→ Dataset extract:
╭──

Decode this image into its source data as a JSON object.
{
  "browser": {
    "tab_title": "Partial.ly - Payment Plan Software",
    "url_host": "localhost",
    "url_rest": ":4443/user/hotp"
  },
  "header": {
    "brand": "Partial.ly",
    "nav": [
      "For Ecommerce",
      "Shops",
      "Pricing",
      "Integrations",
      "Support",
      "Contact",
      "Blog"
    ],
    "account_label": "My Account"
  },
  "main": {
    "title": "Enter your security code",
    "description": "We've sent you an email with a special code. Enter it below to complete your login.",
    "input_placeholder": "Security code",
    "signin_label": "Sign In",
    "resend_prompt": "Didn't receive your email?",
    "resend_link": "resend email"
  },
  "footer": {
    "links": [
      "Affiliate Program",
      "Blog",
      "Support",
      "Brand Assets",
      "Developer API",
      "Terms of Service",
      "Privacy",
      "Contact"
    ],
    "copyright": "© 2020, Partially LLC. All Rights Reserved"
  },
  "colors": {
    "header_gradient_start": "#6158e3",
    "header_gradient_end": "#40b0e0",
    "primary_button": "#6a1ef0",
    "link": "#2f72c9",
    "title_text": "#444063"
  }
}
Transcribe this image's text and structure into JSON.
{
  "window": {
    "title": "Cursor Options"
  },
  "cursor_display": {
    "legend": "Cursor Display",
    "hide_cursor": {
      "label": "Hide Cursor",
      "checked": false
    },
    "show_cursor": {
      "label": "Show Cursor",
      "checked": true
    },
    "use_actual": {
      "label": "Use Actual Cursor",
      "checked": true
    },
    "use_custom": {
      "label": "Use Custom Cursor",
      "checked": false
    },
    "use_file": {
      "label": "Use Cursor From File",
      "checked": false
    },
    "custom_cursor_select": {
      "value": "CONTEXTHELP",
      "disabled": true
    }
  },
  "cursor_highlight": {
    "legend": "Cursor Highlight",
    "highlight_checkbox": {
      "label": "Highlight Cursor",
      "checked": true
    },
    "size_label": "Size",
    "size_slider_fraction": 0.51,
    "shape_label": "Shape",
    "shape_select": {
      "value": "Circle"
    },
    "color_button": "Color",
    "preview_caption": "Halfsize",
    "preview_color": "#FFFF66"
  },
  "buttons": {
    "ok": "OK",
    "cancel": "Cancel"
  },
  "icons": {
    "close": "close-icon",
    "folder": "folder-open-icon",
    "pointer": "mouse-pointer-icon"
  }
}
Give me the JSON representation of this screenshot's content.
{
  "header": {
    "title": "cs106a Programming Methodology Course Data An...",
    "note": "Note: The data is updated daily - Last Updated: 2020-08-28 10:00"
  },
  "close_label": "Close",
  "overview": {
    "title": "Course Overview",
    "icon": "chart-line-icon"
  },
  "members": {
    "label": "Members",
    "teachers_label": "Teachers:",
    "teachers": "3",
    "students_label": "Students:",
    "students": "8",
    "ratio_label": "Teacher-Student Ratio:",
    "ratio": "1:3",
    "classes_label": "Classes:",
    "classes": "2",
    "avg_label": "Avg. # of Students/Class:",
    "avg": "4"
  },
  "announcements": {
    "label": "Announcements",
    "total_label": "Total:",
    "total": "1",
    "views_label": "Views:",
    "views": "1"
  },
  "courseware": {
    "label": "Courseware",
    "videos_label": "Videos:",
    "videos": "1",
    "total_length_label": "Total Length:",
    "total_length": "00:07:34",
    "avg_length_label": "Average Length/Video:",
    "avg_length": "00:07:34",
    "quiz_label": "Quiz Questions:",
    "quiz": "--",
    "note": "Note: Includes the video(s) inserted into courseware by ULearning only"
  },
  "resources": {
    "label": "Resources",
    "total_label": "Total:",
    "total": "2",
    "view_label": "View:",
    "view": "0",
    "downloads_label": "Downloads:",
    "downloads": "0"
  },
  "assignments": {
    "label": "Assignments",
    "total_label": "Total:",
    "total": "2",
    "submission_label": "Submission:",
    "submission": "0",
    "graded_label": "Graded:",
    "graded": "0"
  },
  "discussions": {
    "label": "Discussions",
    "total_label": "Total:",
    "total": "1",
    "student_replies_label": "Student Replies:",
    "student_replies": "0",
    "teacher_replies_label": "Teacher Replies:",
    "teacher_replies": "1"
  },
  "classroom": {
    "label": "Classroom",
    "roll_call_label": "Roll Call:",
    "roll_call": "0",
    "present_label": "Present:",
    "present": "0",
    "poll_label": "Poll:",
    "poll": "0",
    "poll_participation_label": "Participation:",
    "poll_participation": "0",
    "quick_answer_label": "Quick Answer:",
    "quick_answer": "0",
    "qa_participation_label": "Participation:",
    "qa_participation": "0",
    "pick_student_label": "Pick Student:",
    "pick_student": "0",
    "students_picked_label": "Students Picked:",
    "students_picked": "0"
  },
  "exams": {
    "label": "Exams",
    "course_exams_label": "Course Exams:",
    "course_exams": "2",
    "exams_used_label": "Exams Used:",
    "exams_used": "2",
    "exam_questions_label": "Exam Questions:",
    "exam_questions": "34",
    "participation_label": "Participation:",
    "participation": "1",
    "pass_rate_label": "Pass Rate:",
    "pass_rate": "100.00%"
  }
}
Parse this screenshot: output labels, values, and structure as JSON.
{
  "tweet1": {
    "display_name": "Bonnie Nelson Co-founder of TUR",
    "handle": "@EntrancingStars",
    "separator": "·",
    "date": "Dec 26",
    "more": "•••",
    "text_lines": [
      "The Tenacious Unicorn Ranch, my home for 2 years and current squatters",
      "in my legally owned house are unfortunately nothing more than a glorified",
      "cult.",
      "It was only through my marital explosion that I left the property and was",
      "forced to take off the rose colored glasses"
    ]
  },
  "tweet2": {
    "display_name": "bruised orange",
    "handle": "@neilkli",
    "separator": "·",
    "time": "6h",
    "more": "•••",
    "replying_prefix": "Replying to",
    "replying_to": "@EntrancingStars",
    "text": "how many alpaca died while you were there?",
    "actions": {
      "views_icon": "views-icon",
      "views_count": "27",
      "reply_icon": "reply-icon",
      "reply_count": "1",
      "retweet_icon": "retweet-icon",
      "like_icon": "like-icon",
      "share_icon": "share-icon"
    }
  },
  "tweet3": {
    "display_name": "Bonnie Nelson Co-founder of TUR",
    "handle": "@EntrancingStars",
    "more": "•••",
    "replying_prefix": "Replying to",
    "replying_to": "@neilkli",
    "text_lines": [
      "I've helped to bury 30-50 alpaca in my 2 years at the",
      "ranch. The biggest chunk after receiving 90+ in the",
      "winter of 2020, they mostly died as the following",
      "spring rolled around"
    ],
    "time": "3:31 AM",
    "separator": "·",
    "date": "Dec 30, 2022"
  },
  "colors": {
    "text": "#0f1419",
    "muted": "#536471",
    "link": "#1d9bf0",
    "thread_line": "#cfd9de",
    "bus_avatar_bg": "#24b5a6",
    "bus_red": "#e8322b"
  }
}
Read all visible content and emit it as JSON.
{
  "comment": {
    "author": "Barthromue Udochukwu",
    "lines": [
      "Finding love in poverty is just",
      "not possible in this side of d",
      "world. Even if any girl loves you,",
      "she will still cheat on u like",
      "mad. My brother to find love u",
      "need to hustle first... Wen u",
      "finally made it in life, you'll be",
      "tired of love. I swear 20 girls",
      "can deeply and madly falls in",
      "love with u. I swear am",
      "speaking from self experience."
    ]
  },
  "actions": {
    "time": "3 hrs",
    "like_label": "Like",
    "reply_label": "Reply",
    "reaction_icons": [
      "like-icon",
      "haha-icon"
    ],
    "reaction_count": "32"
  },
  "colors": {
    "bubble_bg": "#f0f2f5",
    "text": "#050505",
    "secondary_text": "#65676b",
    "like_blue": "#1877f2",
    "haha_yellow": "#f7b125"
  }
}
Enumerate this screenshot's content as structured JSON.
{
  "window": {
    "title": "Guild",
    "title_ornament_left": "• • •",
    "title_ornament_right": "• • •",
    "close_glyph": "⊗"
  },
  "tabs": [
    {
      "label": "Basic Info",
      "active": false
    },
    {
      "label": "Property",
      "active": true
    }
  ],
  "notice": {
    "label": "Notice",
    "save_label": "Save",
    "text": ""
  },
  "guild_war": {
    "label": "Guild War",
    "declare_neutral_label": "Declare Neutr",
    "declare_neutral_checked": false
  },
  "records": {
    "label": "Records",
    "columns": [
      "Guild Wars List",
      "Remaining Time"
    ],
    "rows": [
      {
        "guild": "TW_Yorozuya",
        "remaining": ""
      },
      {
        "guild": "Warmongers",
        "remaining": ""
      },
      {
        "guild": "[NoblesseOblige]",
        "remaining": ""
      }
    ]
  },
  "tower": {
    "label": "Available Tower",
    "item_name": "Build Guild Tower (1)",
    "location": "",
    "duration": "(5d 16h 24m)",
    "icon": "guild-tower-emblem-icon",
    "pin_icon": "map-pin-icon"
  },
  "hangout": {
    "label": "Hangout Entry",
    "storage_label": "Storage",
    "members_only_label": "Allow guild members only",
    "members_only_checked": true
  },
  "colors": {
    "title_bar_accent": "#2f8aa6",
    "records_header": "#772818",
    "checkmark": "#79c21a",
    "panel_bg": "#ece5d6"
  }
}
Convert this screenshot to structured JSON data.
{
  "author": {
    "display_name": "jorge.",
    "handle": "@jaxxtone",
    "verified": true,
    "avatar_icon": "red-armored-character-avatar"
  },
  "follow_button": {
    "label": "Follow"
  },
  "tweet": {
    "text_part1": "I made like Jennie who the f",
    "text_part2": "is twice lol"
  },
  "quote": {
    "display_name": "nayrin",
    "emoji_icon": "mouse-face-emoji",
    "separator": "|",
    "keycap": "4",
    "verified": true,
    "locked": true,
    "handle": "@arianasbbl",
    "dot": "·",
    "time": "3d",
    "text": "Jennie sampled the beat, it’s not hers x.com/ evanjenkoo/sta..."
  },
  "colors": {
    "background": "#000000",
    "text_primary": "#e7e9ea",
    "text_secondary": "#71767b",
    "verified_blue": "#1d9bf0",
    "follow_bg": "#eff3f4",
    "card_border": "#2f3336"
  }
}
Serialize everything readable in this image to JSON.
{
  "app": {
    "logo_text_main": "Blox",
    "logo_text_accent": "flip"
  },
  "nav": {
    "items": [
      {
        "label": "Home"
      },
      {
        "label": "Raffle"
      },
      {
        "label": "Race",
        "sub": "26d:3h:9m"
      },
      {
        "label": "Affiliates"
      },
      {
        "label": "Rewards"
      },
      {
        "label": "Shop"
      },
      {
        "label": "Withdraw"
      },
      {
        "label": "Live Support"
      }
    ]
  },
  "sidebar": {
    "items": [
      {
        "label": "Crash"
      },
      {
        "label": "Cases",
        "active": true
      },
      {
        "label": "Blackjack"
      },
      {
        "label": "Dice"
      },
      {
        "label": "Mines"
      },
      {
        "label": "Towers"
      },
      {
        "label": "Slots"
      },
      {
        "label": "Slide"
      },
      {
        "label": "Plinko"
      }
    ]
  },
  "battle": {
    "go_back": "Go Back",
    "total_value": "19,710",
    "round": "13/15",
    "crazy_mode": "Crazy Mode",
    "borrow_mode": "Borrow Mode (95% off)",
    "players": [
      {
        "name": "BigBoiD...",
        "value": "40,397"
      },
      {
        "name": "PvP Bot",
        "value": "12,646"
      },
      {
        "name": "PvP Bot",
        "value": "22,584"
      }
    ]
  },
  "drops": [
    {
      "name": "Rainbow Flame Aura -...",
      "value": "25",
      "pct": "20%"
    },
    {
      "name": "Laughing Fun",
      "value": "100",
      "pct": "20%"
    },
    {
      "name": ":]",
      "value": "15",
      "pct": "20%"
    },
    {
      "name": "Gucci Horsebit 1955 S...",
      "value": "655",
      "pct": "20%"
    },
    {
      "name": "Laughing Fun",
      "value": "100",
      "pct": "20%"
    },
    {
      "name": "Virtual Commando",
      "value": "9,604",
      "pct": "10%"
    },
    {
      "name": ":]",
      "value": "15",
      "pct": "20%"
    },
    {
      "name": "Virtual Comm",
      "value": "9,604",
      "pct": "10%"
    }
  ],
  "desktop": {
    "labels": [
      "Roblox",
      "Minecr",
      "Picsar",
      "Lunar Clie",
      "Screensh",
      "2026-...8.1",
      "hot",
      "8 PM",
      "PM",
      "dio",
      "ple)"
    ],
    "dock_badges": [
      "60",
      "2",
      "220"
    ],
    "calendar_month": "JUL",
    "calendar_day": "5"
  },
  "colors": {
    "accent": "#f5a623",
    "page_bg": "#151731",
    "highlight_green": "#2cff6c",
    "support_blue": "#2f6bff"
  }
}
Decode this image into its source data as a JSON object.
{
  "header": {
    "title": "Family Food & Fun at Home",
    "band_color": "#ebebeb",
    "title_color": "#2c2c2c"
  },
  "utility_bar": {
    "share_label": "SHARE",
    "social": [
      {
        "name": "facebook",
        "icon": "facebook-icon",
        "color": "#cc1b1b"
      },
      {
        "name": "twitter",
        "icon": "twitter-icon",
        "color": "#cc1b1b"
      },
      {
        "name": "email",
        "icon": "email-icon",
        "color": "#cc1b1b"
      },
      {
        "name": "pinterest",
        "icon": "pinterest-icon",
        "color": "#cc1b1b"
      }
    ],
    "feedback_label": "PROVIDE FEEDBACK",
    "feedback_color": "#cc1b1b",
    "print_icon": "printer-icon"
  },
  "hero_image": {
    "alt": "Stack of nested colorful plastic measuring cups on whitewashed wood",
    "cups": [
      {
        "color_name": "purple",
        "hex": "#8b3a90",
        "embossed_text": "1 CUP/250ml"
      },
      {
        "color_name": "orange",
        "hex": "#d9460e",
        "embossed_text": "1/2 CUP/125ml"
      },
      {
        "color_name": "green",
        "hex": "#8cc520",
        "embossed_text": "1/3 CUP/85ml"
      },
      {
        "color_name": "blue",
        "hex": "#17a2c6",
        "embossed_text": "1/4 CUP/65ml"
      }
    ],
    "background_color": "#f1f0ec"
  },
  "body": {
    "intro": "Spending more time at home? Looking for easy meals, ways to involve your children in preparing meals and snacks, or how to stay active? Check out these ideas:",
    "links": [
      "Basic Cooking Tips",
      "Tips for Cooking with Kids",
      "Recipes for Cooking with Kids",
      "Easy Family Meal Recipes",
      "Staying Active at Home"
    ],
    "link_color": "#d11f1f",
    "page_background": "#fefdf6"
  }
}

╰──

→ Work to do: Copy out every line of the data that includes "died".

→ Task response:
    "text": "how many alpaca died while you were there?",
      "winter of 2020, they mostly died as the following",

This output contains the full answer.